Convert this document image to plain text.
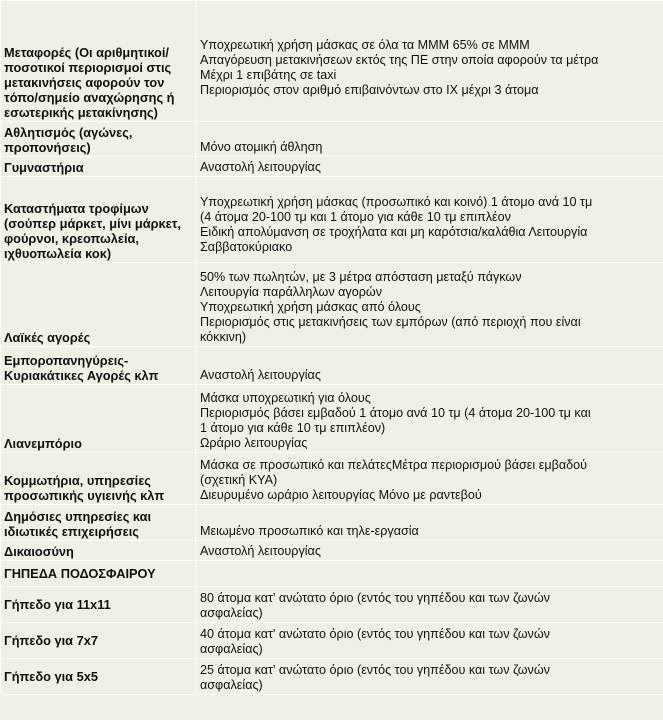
Μεταφορές (Οι αριθμητικοί/ποσοτικοί περιορισμοί στις μετακινήσεις αφορούν τον τόπο/σημείο αναχώρησης ή εσωτερικής μετακίνησης)	Υποχρεωτική χρήση μάσκας σε όλα τα ΜΜΜ 65% σε ΜΜΜ
Απαγόρευση μετακινήσεων εκτός της ΠΕ στην οποία αφορούν τα μέτρα
Μέχρι 1 επιβάτης σε taxi
Περιορισμός στον αριθμό επιβαινόντων στο ΙΧ μέχρι 3 άτομα

Αθλητισμός (αγώνες, προπονήσεις)	Μόνο ατομική άθληση

Γυμναστήρια	Αναστολή λειτουργίας

Καταστήματα τροφίμων (σούπερ μάρκετ, μίνι μάρκετ, φούρνοι, κρεοπωλεία, ιχθυοπωλεία κοκ)	Υποχρεωτική χρήση μάσκας (προσωπικό και κοινό) 1 άτομο ανά 10 τμ
(4 άτομα 20-100 τμ και 1 άτομο για κάθε 10 τμ επιπλέον
Ειδική απολύμανση σε τροχήλατα και μη καρότσια/καλάθια Λειτουργία
Σαββατοκύριακο

Λαϊκές αγορές	50% των πωλητών, με 3 μέτρα απόσταση μεταξύ πάγκων
Λειτουργία παράλληλων αγορών
Υποχρεωτική χρήση μάσκας από όλους
Περιορισμός στις μετακινήσεις των εμπόρων (από περιοχή που είναι
κόκκινη)

Εμποροπανηγύρεις- Κυριακάτικες Αγορές κλπ	Αναστολή λειτουργίας

Λιανεμπόριο	Μάσκα υποχρεωτική για όλους
Περιορισμός βάσει εμβαδού 1 άτομο ανά 10 τμ (4 άτομα 20-100 τμ και
1 άτομο για κάθε 10 τμ επιπλέον)
Ωράριο λειτουργίας

Κομμωτήρια, υπηρεσίες προσωπικής υγιεινής κλπ	Μάσκα σε προσωπικό και πελάτεςΜέτρα περιορισμού βάσει εμβαδού
(σχετική ΚΥΑ)
Διευρυμένο ωράριο λειτουργίας Μόνο με ραντεβού

Δημόσιες υπηρεσίες και ιδιωτικές επιχειρήσεις	Μειωμένο προσωπικό και τηλε-εργασία

Δικαιοσύνη	Αναστολή λειτουργίας

ΓΗΠΕΔΑ ΠΟΔΟΣΦΑΙΡΟΥ	
Γήπεδο για 11x11	80 άτομα κατ' ανώτατο όριο (εντός του γηπέδου και των ζωνών
ασφαλείας)

Γήπεδο για 7x7	40 άτομα κατ' ανώτατο όριο (εντός του γηπέδου και των ζωνών
ασφαλείας)

Γήπεδο για 5x5	25 άτομα κατ' ανώτατο όριο (εντός του γηπέδου και των ζωνών
ασφαλείας)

## Requirements
Copy every entry exactly as written. Pictures are excluded.

## Solution to the problem
Convert this document image to plain text.
Μεταφορές (Οι αριθμητικοί/ποσοτικοί περιορισμοί στις μετακινήσεις αφορούν τον τόπο/σημείο αναχώρησης ή εσωτερικής μετακίνησης)	Υποχρεωτική χρήση μάσκας σε όλα τα ΜΜΜ 65% σε ΜΜΜ
Απαγόρευση μετακινήσεων εκτός της ΠΕ στην οποία αφορούν τα μέτρα
Μέχρι 1 επιβάτης σε taxi
Περιορισμός στον αριθμό επιβαινόντων στο ΙΧ μέχρι 3 άτομα

Αθλητισμός (αγώνες, προπονήσεις)	Μόνο ατομική άθληση

Γυμναστήρια	Αναστολή λειτουργίας

Καταστήματα τροφίμων (σούπερ μάρκετ, μίνι μάρκετ, φούρνοι, κρεοπωλεία, ιχθυοπωλεία κοκ)	Υποχρεωτική χρήση μάσκας (προσωπικό και κοινό) 1 άτομο ανά 10 τμ
(4 άτομα 20-100 τμ και 1 άτομο για κάθε 10 τμ επιπλέον
Ειδική απολύμανση σε τροχήλατα και μη καρότσια/καλάθια Λειτουργία
Σαββατοκύριακο

Λαϊκές αγορές	50% των πωλητών, με 3 μέτρα απόσταση μεταξύ πάγκων
Λειτουργία παράλληλων αγορών
Υποχρεωτική χρήση μάσκας από όλους
Περιορισμός στις μετακινήσεις των εμπόρων (από περιοχή που είναι
κόκκινη)

Εμποροπανηγύρεις- Κυριακάτικες Αγορές κλπ	Αναστολή λειτουργίας

Λιανεμπόριο	Μάσκα υποχρεωτική για όλους
Περιορισμός βάσει εμβαδού 1 άτομο ανά 10 τμ (4 άτομα 20-100 τμ και
1 άτομο για κάθε 10 τμ επιπλέον)
Ωράριο λειτουργίας

Κομμωτήρια, υπηρεσίες προσωπικής υγιεινής κλπ	Μάσκα σε προσωπικό και πελάτεςΜέτρα περιορισμού βάσει εμβαδού
(σχετική ΚΥΑ)
Διευρυμένο ωράριο λειτουργίας Μόνο με ραντεβού

Δημόσιες υπηρεσίες και ιδιωτικές επιχειρήσεις	Μειωμένο προσωπικό και τηλε-εργασία

Δικαιοσύνη	Αναστολή λειτουργίας

ΓΗΠΕΔΑ ΠΟΔΟΣΦΑΙΡΟΥ	
Γήπεδο για 11x11	80 άτομα κατ' ανώτατο όριο (εντός του γηπέδου και των ζωνών
ασφαλείας)

Γήπεδο για 7x7	40 άτομα κατ' ανώτατο όριο (εντός του γηπέδου και των ζωνών
ασφαλείας)

Γήπεδο για 5x5	25 άτομα κατ' ανώτατο όριο (εντός του γηπέδου και των ζωνών
ασφαλείας)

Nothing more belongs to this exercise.